Exercise prompt => Say how many lines contain the string "ABCD". Give no other output.

-- Begin Material provided --

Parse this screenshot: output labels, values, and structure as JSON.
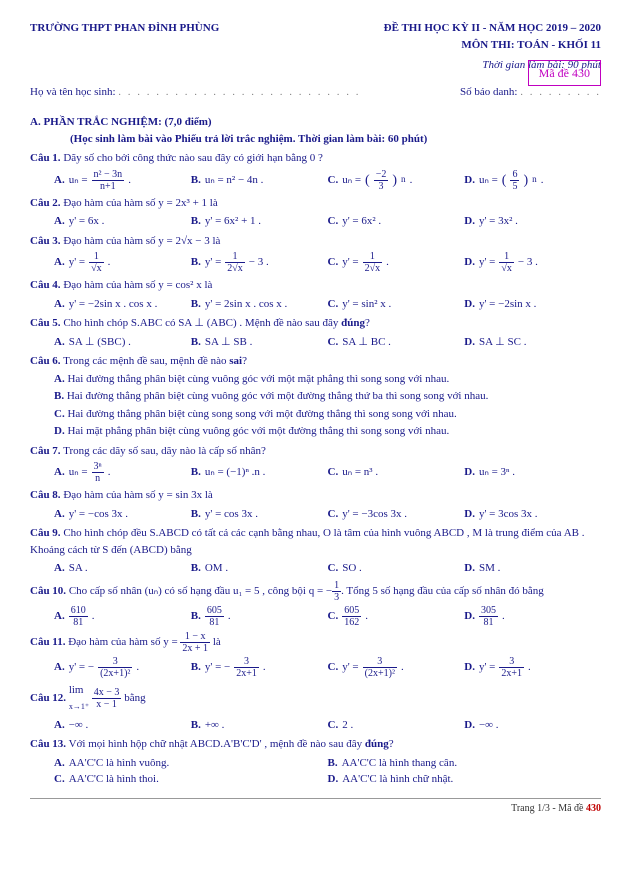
{
  "header": {
    "school": "TRƯỜNG THPT PHAN ĐÌNH PHÙNG",
    "exam_title": "ĐỀ THI HỌC KỲ II - NĂM HỌC 2019 – 2020",
    "subject": "MÔN THI: TOÁN - KHỐI 11",
    "time": "Thời gian làm bài: 90 phút",
    "ma_de": "Mã đề 430",
    "name_label": "Họ và tên học sinh:",
    "sbd_label": "Số báo danh:"
  },
  "section_a": {
    "title": "A. PHẦN TRẮC NGHIỆM: (7,0 điểm)",
    "note": "(Học sinh làm bài vào Phiếu trả lời trắc nghiệm. Thời gian làm bài: 60 phút)"
  },
  "q1": {
    "label": "Câu 1.",
    "text": "Dãy số cho bởi công thức nào sau đây có giới hạn bằng 0 ?",
    "a_n": "n² − 3n",
    "a_d": "n+1",
    "b": "uₙ = n² − 4n .",
    "c_n": "−2",
    "c_d": "3",
    "d_n": "6",
    "d_d": "5"
  },
  "q2": {
    "label": "Câu 2.",
    "text": "Đạo hàm của hàm số  y = 2x³ + 1  là",
    "a": "y' = 6x .",
    "b": "y' = 6x² + 1 .",
    "c": "y' = 6x² .",
    "d": "y' = 3x² ."
  },
  "q3": {
    "label": "Câu 3.",
    "text": "Đạo hàm của hàm số  y = 2√x − 3  là",
    "a_d": "√x",
    "b_d": "2√x",
    "c_d": "2√x",
    "d_d": "√x"
  },
  "q4": {
    "label": "Câu 4.",
    "text": "Đạo hàm của hàm số  y = cos² x  là",
    "a": "y' = −2sin x . cos x .",
    "b": "y' = 2sin x . cos x .",
    "c": "y' = sin² x .",
    "d": "y' = −2sin x ."
  },
  "q5": {
    "label": "Câu 5.",
    "t1": "Cho hình chóp  S.ABC  có  SA ⊥ (ABC) . Mệnh đề nào sau đây ",
    "t2": "đúng",
    "t3": "?",
    "a": "SA ⊥ (SBC) .",
    "b": "SA ⊥ SB .",
    "c": "SA ⊥ BC .",
    "d": "SA ⊥ SC ."
  },
  "q6": {
    "label": "Câu 6.",
    "t1": "Trong các mệnh đề sau, mệnh đề nào ",
    "t2": "sai",
    "t3": "?",
    "a": "Hai đường thẳng phân biệt cùng vuông góc với một mặt phẳng thì song song với nhau.",
    "b": "Hai đường thẳng phân biệt cùng vuông góc với một đường thẳng thứ ba thì song song với nhau.",
    "c": "Hai đường thẳng phân biệt cùng song song với một đường thẳng thì song song với nhau.",
    "d": "Hai mặt phẳng phân biệt cùng vuông góc với một đường thẳng thì song song với nhau."
  },
  "q7": {
    "label": "Câu 7.",
    "text": "Trong các dãy số sau, dãy nào là cấp số nhân?",
    "b": "uₙ = (−1)ⁿ .n .",
    "c": "uₙ = n³ .",
    "d": "uₙ = 3ⁿ ."
  },
  "q8": {
    "label": "Câu 8.",
    "text": "Đạo hàm của hàm số  y = sin 3x  là",
    "a": "y' = −cos 3x .",
    "b": "y' = cos 3x .",
    "c": "y' = −3cos 3x .",
    "d": "y' = 3cos 3x ."
  },
  "q9": {
    "label": "Câu 9.",
    "t1": "Cho hình chóp đều  S.ABCD  có tất cả các cạnh bằng nhau,  O  là tâm của hình vuông  ABCD ,  M  là trung điểm của  AB . Khoảng cách từ  S  đến  (ABCD)  bằng",
    "a": "SA .",
    "b": "OM .",
    "c": "SO .",
    "d": "SM ."
  },
  "q10": {
    "label": "Câu 10.",
    "t1": "Cho cấp số nhân  (uₙ)  có số hạng đầu  u₁ = 5 , công bội  q = −",
    "t2": ". Tổng 5 số hạng đầu của cấp số nhân đó bằng",
    "a_n": "610",
    "a_d": "81",
    "b_n": "605",
    "b_d": "81",
    "c_n": "605",
    "c_d": "162",
    "d_n": "305",
    "d_d": "81"
  },
  "q11": {
    "label": "Câu 11.",
    "t1": "Đạo hàm của hàm số  y = ",
    "t2": "  là",
    "top": "1 − x",
    "bot": "2x + 1",
    "a_d": "(2x+1)²",
    "b_d": "2x+1",
    "c_d": "(2x+1)²",
    "d_d": "2x+1"
  },
  "q12": {
    "label": "Câu 12.",
    "t1": "lim",
    "t2": "  bằng",
    "top": "4x − 3",
    "bot": "x − 1",
    "a": "−∞ .",
    "b": "+∞ .",
    "c": "2 .",
    "d": "−∞ ."
  },
  "q13": {
    "label": "Câu 13.",
    "t1": "Với mọi hình hộp chữ nhật  ABCD.A'B'C'D' , mệnh đề nào sau đây ",
    "t2": "đúng",
    "t3": "?",
    "a": "AA'C'C  là hình vuông.",
    "b": "AA'C'C  là hình thang cân.",
    "c": "AA'C'C  là hình thoi.",
    "d": "AA'C'C  là hình chữ nhật."
  },
  "footer": {
    "p1": "Trang 1/3 - Mã đề ",
    "p2": "430"
  }
}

-- End Material provided --

Exercise answer => 2